» INPUT RECORDS:
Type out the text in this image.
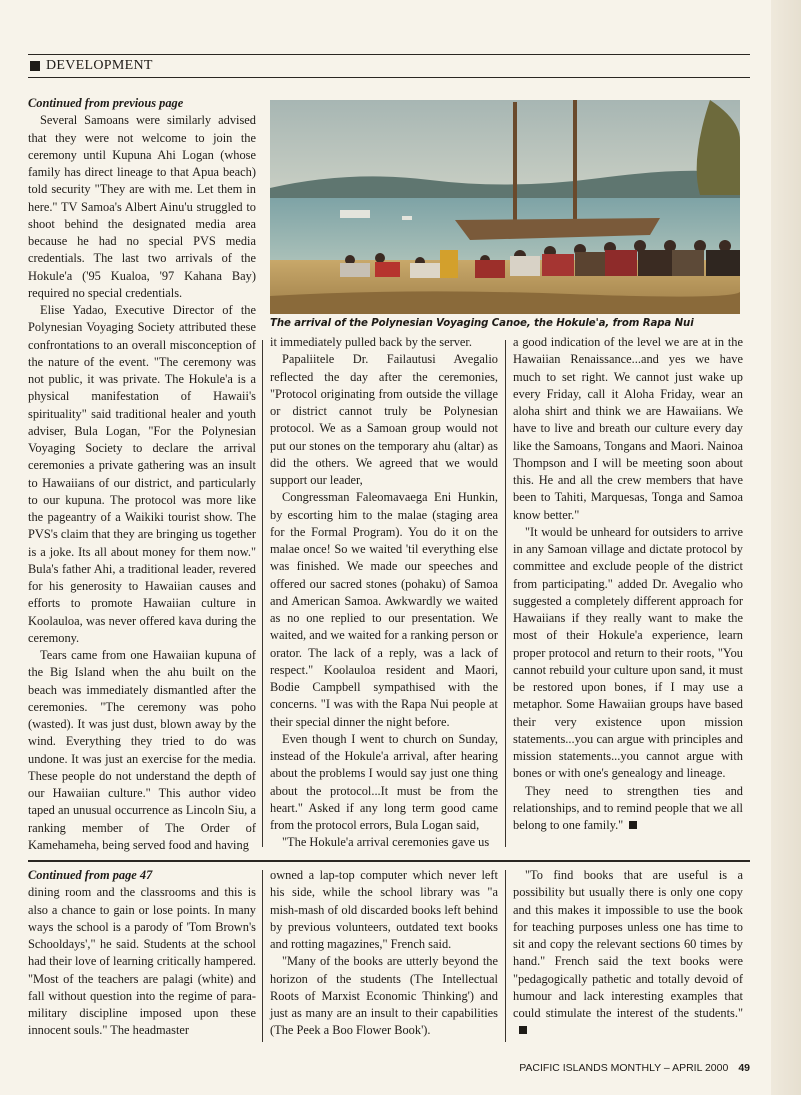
DEVELOPMENT
The arrival of the Polynesian Voyaging Canoe, the Hokule'a, from Rapa Nui

Continued from previous page

Several Samoans were similarly advised that they were not welcome to join the ceremony until Kupuna Ahi Logan (whose family has direct lineage to that Apua beach) told security "They are with me. Let them in here." TV Samoa's Albert Ainu'u struggled to shoot behind the designated media area because he had no special PVS media credentials. The last two arrivals of the Hokule'a ('95 Kualoa, '97 Kahana Bay) required no special credentials.

Elise Yadao, Executive Director of the Polynesian Voyaging Society attributed these confrontations to an overall misconception of the nature of the event. "The ceremony was not public, it was private. The Hokule'a is a physical manifestation of Hawaii's spirituality" said traditional healer and youth adviser, Bula Logan, "For the Polynesian Voyaging Society to declare the arrival ceremonies a private gathering was an insult to Hawaiians of our district, and particularly to our kupuna. The protocol was more like the pageantry of a Waikiki tourist show. The PVS's claim that they are bringing us together is a joke. Its all about money for them now." Bula's father Ahi, a traditional leader, revered for his generosity to Hawaiian causes and efforts to promote Hawaiian culture in Koolauloa, was never offered kava during the ceremony.

Tears came from one Hawaiian kupuna of the Big Island when the ahu built on the beach was immediately dismantled after the ceremonies. "The ceremony was poho (wasted). It was just dust, blown away by the wind. Everything they tried to do was undone. It was just an exercise for the media. These people do not understand the depth of our Hawaiian culture." This author video taped an unusual occurrence as Lincoln Siu, a ranking member of The Order of Kamehameha, being served food and having

it immediately pulled back by the server.

Papaliitele Dr. Failautusi Avegalio reflected the day after the ceremonies, "Protocol originating from outside the village or district cannot truly be Polynesian protocol. We as a Samoan group would not put our stones on the temporary ahu (altar) as did the others. We agreed that we would support our leader,

Congressman Faleomavaega Eni Hunkin, by escorting him to the malae (staging area for the Formal Program). You do it on the malae once! So we waited 'til everything else was finished. We made our speeches and offered our sacred stones (pohaku) of Samoa and American Samoa. Awkwardly we waited as no one replied to our presentation. We waited, and we waited for a ranking person or orator. The lack of a reply, was a lack of respect." Koolauloa resident and Maori, Bodie Campbell sympathised with the concerns. "I was with the Rapa Nui people at their special dinner the night before.

Even though I went to church on Sunday, instead of the Hokule'a arrival, after hearing about the problems I would say just one thing about the protocol...It must be from the heart." Asked if any long term good came from the protocol errors, Bula Logan said,

"The Hokule'a arrival ceremonies gave us

a good indication of the level we are at in the Hawaiian Renaissance...and yes we have much to set right. We cannot just wake up every Friday, call it Aloha Friday, wear an aloha shirt and think we are Hawaiians. We have to live and breath our culture every day like the Samoans, Tongans and Maori. Nainoa Thompson and I will be meeting soon about this. He and all the crew members that have been to Tahiti, Marquesas, Tonga and Samoa know better."

"It would be unheard for outsiders to arrive in any Samoan village and dictate protocol by committee and exclude people of the district from participating." added Dr. Avegalio who suggested a completely different approach for Hawaiians if they really want to make the most of their Hokule'a experience, learn proper protocol and return to their roots, "You cannot rebuild your culture upon sand, it must be restored upon bones, if I may use a metaphor. Some Hawaiian groups have based their very existence upon mission statements...you can argue with principles and mission statements...you cannot argue with bones or with one's genealogy and lineage.

They need to strengthen ties and relationships, and to remind people that we all belong to one family."

Continued from page 47

dining room and the classrooms and this is also a chance to gain or lose points. In many ways the school is a parody of 'Tom Brown's Schooldays'," he said. Students at the school had their love of learning critically hampered. "Most of the teachers are palagi (white) and fall without question into the regime of para-military discipline imposed upon these innocent souls." The headmaster

owned a lap-top computer which never left his side, while the school library was "a mish-mash of old discarded books left behind by previous volunteers, outdated text books and rotting magazines," French said.

"Many of the books are utterly beyond the horizon of the students (The Intellectual Roots of Marxist Economic Thinking') and just as many are an insult to their capabilities (The Peek a Boo Flower Book').

"To find books that are useful is a possibility but usually there is only one copy and this makes it impossible to use the book for teaching purposes unless one has time to sit and copy the relevant sections 60 times by hand." French said the text books were "pedagogically pathetic and totally devoid of humour and lack interesting examples that could stimulate the interest of the students."

PACIFIC ISLANDS MONTHLY – APRIL 2000 49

» GIVEN EXERCISE: Make an exact copy of the records above, with the pictures left out.

» OUTPUT FOR THIS TASK:
Type out the text in this image.
DEVELOPMENT
The arrival of the Polynesian Voyaging Canoe, the Hokule'a, from Rapa Nui

Continued from previous page

Several Samoans were similarly advised that they were not welcome to join the ceremony until Kupuna Ahi Logan (whose family has direct lineage to that Apua beach) told security "They are with me. Let them in here." TV Samoa's Albert Ainu'u struggled to shoot behind the designated media area because he had no special PVS media credentials. The last two arrivals of the Hokule'a ('95 Kualoa, '97 Kahana Bay) required no special credentials.

Elise Yadao, Executive Director of the Polynesian Voyaging Society attributed these confrontations to an overall misconception of the nature of the event. "The ceremony was not public, it was private. The Hokule'a is a physical manifestation of Hawaii's spirituality" said traditional healer and youth adviser, Bula Logan, "For the Polynesian Voyaging Society to declare the arrival ceremonies a private gathering was an insult to Hawaiians of our district, and particularly to our kupuna. The protocol was more like the pageantry of a Waikiki tourist show. The PVS's claim that they are bringing us together is a joke. Its all about money for them now." Bula's father Ahi, a traditional leader, revered for his generosity to Hawaiian causes and efforts to promote Hawaiian culture in Koolauloa, was never offered kava during the ceremony.

Tears came from one Hawaiian kupuna of the Big Island when the ahu built on the beach was immediately dismantled after the ceremonies. "The ceremony was poho (wasted). It was just dust, blown away by the wind. Everything they tried to do was undone. It was just an exercise for the media. These people do not understand the depth of our Hawaiian culture." This author video taped an unusual occurrence as Lincoln Siu, a ranking member of The Order of Kamehameha, being served food and having

it immediately pulled back by the server.

Papaliitele Dr. Failautusi Avegalio reflected the day after the ceremonies, "Protocol originating from outside the village or district cannot truly be Polynesian protocol. We as a Samoan group would not put our stones on the temporary ahu (altar) as did the others. We agreed that we would support our leader,

Congressman Faleomavaega Eni Hunkin, by escorting him to the malae (staging area for the Formal Program). You do it on the malae once! So we waited 'til everything else was finished. We made our speeches and offered our sacred stones (pohaku) of Samoa and American Samoa. Awkwardly we waited as no one replied to our presentation. We waited, and we waited for a ranking person or orator. The lack of a reply, was a lack of respect." Koolauloa resident and Maori, Bodie Campbell sympathised with the concerns. "I was with the Rapa Nui people at their special dinner the night before.

Even though I went to church on Sunday, instead of the Hokule'a arrival, after hearing about the problems I would say just one thing about the protocol...It must be from the heart." Asked if any long term good came from the protocol errors, Bula Logan said,

"The Hokule'a arrival ceremonies gave us

a good indication of the level we are at in the Hawaiian Renaissance...and yes we have much to set right. We cannot just wake up every Friday, call it Aloha Friday, wear an aloha shirt and think we are Hawaiians. We have to live and breath our culture every day like the Samoans, Tongans and Maori. Nainoa Thompson and I will be meeting soon about this. He and all the crew members that have been to Tahiti, Marquesas, Tonga and Samoa know better."

"It would be unheard for outsiders to arrive in any Samoan village and dictate protocol by committee and exclude people of the district from participating." added Dr. Avegalio who suggested a completely different approach for Hawaiians if they really want to make the most of their Hokule'a experience, learn proper protocol and return to their roots, "You cannot rebuild your culture upon sand, it must be restored upon bones, if I may use a metaphor. Some Hawaiian groups have based their very existence upon mission statements...you can argue with principles and mission statements...you cannot argue with bones or with one's genealogy and lineage.

They need to strengthen ties and relationships, and to remind people that we all belong to one family."

Continued from page 47

dining room and the classrooms and this is also a chance to gain or lose points. In many ways the school is a parody of 'Tom Brown's Schooldays'," he said. Students at the school had their love of learning critically hampered. "Most of the teachers are palagi (white) and fall without question into the regime of para-military discipline imposed upon these innocent souls." The headmaster

owned a lap-top computer which never left his side, while the school library was "a mish-mash of old discarded books left behind by previous volunteers, outdated text books and rotting magazines," French said.

"Many of the books are utterly beyond the horizon of the students (The Intellectual Roots of Marxist Economic Thinking') and just as many are an insult to their capabilities (The Peek a Boo Flower Book').

"To find books that are useful is a possibility but usually there is only one copy and this makes it impossible to use the book for teaching purposes unless one has time to sit and copy the relevant sections 60 times by hand." French said the text books were "pedagogically pathetic and totally devoid of humour and lack interesting examples that could stimulate the interest of the students."

PACIFIC ISLANDS MONTHLY – APRIL 2000 49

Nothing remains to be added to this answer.